Figure contents as structured data
_ _ _ _

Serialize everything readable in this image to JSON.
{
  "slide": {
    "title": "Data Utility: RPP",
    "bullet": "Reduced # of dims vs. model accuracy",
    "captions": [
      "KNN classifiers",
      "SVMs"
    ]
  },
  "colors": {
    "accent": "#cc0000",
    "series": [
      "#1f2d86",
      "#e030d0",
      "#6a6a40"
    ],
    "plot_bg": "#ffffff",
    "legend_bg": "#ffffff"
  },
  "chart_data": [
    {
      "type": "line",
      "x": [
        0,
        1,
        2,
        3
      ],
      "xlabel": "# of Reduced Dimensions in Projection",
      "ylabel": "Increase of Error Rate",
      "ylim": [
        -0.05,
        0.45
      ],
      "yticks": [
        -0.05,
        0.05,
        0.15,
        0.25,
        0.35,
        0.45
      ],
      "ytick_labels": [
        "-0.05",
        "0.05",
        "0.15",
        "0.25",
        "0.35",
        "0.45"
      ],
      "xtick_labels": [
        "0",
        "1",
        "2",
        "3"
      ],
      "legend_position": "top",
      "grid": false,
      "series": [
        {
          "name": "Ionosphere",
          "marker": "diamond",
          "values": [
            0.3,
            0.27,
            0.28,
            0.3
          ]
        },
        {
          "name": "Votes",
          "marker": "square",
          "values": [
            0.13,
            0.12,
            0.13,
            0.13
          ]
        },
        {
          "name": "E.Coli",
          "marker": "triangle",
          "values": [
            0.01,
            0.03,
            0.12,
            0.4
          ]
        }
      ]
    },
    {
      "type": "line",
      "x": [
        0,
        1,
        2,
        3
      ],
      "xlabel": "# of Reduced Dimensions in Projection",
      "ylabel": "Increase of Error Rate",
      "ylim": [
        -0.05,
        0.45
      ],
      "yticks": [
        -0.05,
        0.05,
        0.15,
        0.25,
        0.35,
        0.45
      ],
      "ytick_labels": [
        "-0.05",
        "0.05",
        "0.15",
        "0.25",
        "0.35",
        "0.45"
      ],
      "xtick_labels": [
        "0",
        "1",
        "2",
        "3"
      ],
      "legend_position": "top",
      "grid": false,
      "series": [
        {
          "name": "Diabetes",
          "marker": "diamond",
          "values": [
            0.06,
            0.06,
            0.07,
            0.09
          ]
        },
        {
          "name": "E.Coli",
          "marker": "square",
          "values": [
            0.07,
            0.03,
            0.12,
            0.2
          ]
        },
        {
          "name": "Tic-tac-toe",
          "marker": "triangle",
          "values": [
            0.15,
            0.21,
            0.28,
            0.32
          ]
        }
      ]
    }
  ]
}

_ _ _ _

Written problem
All of the entries need to be reproduced exactly; please write them out.

The response
Serialize everything readable in this image to JSON.
{
  "slide": {
    "title": "Data Utility: RPP",
    "bullet": "Reduced # of dims vs. model accuracy",
    "captions": [
      "KNN classifiers",
      "SVMs"
    ]
  },
  "colors": {
    "accent": "#cc0000",
    "series": [
      "#1f2d86",
      "#e030d0",
      "#6a6a40"
    ],
    "plot_bg": "#ffffff",
    "legend_bg": "#ffffff"
  },
  "chart_data": [
    {
      "type": "line",
      "x": [
        0,
        1,
        2,
        3
      ],
      "xlabel": "# of Reduced Dimensions in Projection",
      "ylabel": "Increase of Error Rate",
      "ylim": [
        -0.05,
        0.45
      ],
      "yticks": [
        -0.05,
        0.05,
        0.15,
        0.25,
        0.35,
        0.45
      ],
      "ytick_labels": [
        "-0.05",
        "0.05",
        "0.15",
        "0.25",
        "0.35",
        "0.45"
      ],
      "xtick_labels": [
        "0",
        "1",
        "2",
        "3"
      ],
      "legend_position": "top",
      "grid": false,
      "series": [
        {
          "name": "Ionosphere",
          "marker": "diamond",
          "values": [
            0.3,
            0.27,
            0.28,
            0.3
          ]
        },
        {
          "name": "Votes",
          "marker": "square",
          "values": [
            0.13,
            0.12,
            0.13,
            0.13
          ]
        },
        {
          "name": "E.Coli",
          "marker": "triangle",
          "values": [
            0.01,
            0.03,
            0.12,
            0.4
          ]
        }
      ]
    },
    {
      "type": "line",
      "x": [
        0,
        1,
        2,
        3
      ],
      "xlabel": "# of Reduced Dimensions in Projection",
      "ylabel": "Increase of Error Rate",
      "ylim": [
        -0.05,
        0.45
      ],
      "yticks": [
        -0.05,
        0.05,
        0.15,
        0.25,
        0.35,
        0.45
      ],
      "ytick_labels": [
        "-0.05",
        "0.05",
        "0.15",
        "0.25",
        "0.35",
        "0.45"
      ],
      "xtick_labels": [
        "0",
        "1",
        "2",
        "3"
      ],
      "legend_position": "top",
      "grid": false,
      "series": [
        {
          "name": "Diabetes",
          "marker": "diamond",
          "values": [
            0.06,
            0.06,
            0.07,
            0.09
          ]
        },
        {
          "name": "E.Coli",
          "marker": "square",
          "values": [
            0.07,
            0.03,
            0.12,
            0.2
          ]
        },
        {
          "name": "Tic-tac-toe",
          "marker": "triangle",
          "values": [
            0.15,
            0.21,
            0.28,
            0.32
          ]
        }
      ]
    }
  ]
}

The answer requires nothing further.